Texte fourni
================

SUHARTO (1921-2008)
Né le 8 juin 1921 dans le hameau de Kemusuk, à l'ouest de Yogyakarta, dans le centre de Java (dans ce qu'on appelait alors les Indes néerlandaises), Suharto se prétendait enfant d'une famille pauvre de la campagne. Mais il fut très tôt pris en charge par une branche aisée de sa famille qui vivait à Wonogiri. Durant l'occupation japonaise (1942-1945), il rejoignit la milice nationaliste supplétive des Défenseurs de la patrie (Pembela Tanah Air, Peta), dont il devint rapidement l'un des principaux officiers. Il prit part, de 1945 à 1949, aux combats contre les troupes hollandaises dans les rangs républicains, aux côtés de Sukarno qui deviendra le père de l'indépendance en 1949. L'année suivante, à son retour d'une expédition militaire à Makassar (Sulawesi), durant laquelle il se lia d'amitié avec la famille de Bacharuddin Jusuf Habibie (qui deviendra son successeur à la tête de l'État indonésien en 1998), il prit le commandement d'une brigade de l'armée de terre à Salatiga (Java), sous l'autorité de la division Diponegoro. Il s'engagea alors dans la lutte contre le mouvement islamiste rebelle du Darul Islam, puis devint commandant d'un régiment d'infanterie à Surakarta. Il fut nommé commandant de la division Diponegoro à l'automne de 1956. Trois ans plus tard, il entra à l'École militaire de Bandung. Il fut promu, en 1961, à la tête des forces de réserve de l'armée de terre, un poste clé créé pour doter l'armée d'unités mobiles équipées de matériels de pointe. Renvoyé à Makassar en 1962, il assuma la direction de troupes destinées à « libérer » la Papouasie-Nouvelle-Guinée, toujours sous la tutelle des Pays-Bas. Il fut à nouveau nommé à la tête des forces de réserve stratégique, rebaptisées Kostrad, en mars 1963.

================

Entrées fournies
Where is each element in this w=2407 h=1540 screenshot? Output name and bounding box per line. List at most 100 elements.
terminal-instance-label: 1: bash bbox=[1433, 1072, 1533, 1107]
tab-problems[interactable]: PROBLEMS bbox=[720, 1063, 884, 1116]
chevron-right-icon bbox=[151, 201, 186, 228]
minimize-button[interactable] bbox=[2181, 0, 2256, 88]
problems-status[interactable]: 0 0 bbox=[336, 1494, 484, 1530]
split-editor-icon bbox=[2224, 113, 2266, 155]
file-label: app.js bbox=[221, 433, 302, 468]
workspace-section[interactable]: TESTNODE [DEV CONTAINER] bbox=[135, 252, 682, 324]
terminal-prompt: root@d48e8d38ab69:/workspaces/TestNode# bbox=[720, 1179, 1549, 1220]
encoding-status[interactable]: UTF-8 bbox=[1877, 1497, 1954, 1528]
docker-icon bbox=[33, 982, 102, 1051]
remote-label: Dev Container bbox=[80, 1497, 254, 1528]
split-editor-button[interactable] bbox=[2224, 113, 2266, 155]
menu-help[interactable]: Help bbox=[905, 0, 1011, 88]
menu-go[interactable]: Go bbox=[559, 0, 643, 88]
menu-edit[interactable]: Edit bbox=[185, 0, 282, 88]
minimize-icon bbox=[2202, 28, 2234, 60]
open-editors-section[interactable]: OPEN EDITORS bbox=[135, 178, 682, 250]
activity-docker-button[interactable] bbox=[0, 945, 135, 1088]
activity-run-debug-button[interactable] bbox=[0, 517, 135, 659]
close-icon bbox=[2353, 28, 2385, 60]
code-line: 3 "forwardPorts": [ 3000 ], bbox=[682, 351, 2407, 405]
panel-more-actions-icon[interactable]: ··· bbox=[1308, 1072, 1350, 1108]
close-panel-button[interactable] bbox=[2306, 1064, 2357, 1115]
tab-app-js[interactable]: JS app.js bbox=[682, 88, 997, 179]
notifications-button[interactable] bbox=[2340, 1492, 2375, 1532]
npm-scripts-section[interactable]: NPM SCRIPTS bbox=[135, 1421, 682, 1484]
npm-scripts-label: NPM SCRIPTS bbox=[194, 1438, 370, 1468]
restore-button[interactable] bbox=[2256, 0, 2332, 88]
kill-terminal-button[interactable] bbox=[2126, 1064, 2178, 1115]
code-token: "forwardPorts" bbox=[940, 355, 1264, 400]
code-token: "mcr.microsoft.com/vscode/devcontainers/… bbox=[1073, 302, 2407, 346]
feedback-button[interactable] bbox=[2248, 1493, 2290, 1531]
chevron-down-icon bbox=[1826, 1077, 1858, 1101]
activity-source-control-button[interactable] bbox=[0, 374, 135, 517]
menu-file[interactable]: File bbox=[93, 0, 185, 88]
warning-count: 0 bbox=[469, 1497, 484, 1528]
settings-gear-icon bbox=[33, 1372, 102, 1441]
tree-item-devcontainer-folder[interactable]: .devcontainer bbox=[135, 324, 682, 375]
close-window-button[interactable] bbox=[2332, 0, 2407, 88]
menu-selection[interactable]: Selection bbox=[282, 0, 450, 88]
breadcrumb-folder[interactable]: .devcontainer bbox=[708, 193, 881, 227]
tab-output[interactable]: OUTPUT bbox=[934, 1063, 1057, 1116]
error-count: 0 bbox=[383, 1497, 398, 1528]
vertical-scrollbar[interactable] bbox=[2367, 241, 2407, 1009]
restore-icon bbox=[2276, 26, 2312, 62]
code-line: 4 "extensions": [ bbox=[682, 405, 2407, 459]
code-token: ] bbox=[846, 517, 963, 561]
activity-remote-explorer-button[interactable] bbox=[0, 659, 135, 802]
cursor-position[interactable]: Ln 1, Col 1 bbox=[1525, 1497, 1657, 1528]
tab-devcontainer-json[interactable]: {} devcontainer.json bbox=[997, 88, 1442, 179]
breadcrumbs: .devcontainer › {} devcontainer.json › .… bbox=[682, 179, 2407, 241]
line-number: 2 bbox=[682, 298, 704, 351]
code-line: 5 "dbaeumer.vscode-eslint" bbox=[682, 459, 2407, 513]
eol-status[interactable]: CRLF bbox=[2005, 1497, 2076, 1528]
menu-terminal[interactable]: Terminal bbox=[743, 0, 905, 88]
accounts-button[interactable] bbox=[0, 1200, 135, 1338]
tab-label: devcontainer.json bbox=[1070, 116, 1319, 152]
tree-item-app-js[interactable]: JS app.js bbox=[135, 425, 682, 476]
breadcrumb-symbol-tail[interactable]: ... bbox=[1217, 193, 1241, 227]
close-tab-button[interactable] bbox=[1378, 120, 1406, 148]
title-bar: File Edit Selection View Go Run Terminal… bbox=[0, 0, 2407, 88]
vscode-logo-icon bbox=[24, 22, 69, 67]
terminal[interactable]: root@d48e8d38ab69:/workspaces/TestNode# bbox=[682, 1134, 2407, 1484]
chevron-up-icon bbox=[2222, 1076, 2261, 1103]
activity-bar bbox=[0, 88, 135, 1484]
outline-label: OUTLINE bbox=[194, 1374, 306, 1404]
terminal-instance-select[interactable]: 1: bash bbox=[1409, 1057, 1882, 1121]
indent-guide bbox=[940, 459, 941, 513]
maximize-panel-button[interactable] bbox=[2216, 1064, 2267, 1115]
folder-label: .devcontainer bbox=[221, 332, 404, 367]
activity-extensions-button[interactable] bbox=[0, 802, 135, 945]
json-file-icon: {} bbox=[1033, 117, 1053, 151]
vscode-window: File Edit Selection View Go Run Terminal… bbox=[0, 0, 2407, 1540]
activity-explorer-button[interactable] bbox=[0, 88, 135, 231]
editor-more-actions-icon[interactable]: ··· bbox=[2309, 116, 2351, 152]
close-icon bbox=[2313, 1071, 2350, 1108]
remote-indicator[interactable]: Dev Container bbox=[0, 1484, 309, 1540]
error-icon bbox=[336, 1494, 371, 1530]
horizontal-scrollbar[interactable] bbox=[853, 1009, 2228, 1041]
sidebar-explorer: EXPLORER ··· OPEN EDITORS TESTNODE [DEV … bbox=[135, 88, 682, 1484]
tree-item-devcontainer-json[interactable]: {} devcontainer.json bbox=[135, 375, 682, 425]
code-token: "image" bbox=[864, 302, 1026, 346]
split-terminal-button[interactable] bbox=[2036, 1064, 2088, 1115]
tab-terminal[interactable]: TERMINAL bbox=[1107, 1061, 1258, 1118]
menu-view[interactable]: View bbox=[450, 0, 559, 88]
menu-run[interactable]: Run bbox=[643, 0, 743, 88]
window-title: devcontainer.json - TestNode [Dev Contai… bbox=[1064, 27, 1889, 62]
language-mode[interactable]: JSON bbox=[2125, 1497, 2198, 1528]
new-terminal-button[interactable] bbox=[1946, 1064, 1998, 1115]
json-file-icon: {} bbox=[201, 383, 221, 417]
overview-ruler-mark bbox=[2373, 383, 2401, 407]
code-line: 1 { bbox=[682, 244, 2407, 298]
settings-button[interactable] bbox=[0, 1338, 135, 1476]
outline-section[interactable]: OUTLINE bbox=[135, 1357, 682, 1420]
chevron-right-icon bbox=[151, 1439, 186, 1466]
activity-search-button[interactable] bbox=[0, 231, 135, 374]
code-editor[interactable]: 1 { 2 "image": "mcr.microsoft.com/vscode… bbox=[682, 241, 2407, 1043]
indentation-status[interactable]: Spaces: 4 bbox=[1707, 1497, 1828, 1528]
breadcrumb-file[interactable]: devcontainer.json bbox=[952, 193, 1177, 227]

================

Liste des tâches
1/ Recopiez à l'identique les entrées, en commençant par leur toute première ligne et en terminant par la ligne qui contient « menu-go[interactable]: Go bbox=[559, 0, 643, 88] », celle-ci comprise.
2/ Prolongez le texte biographique sur Suharto à partir de sa dernière phrase.

Réponses aux tâches
1/
Where is each element in this w=2407 h=1540 screenshot? Output name and bounding box per line. List at most 100 elements.
terminal-instance-label: 1: bash bbox=[1433, 1072, 1533, 1107]
tab-problems[interactable]: PROBLEMS bbox=[720, 1063, 884, 1116]
chevron-right-icon bbox=[151, 201, 186, 228]
minimize-button[interactable] bbox=[2181, 0, 2256, 88]
problems-status[interactable]: 0 0 bbox=[336, 1494, 484, 1530]
split-editor-icon bbox=[2224, 113, 2266, 155]
file-label: app.js bbox=[221, 433, 302, 468]
workspace-section[interactable]: TESTNODE [DEV CONTAINER] bbox=[135, 252, 682, 324]
terminal-prompt: root@d48e8d38ab69:/workspaces/TestNode# bbox=[720, 1179, 1549, 1220]
encoding-status[interactable]: UTF-8 bbox=[1877, 1497, 1954, 1528]
docker-icon bbox=[33, 982, 102, 1051]
remote-label: Dev Container bbox=[80, 1497, 254, 1528]
split-editor-button[interactable] bbox=[2224, 113, 2266, 155]
menu-help[interactable]: Help bbox=[905, 0, 1011, 88]
menu-go[interactable]: Go bbox=[559, 0, 643, 88]

2/
Un événement dramatique, sur lequel toute la lumière n'a pas encore été faite, le hissa en quelques jours à la tête de l'armée. Dans la nuit du 30 septembre au 1er octobre 1965, six généraux furent kidnappés puis assassinés par une faction d'officiers de l'armée de l'air plus ou moins liés au Parti communiste indonésien (P.K.I.). Suharto organisa la riposte dans la capitale, puis à Java. L'événement, dès lors désigné par l'acronyme Gestapu ou G-30-S (mouvement du 30 septembre), fut le prétexte pour éliminer le P.K.I. Les massacres anticommunistes de 1965-1966, perpétrés par des milices appuyées par la faction conservatrice de l'armée de terre, firent entre 600 000 et 1,2 million de morts. Suharto, le nouvel homme fort de Jakarta, écarta dans le même temps Sukarno du pouvoir. En mars 1966, il obtint de ce dernier une lettre de passation de pouvoirs puis, en mars 1968, il se fit élire président par un Parlement mis au pas. En quelques années, le régime autoritaire de l'« Ordre nouveau » se mit en place. Entouré d'une garde rapprochée de stratèges et de conseillers, Suharto consolida son pouvoir au sein de l'armée et élabora un discours axé sur la promesse du développement économique (Pembangunan). Grâce aux victoires successives du parti au pouvoir (le Golkar), Suharto se fit réélire président tous les cinq ans à partir de 1971.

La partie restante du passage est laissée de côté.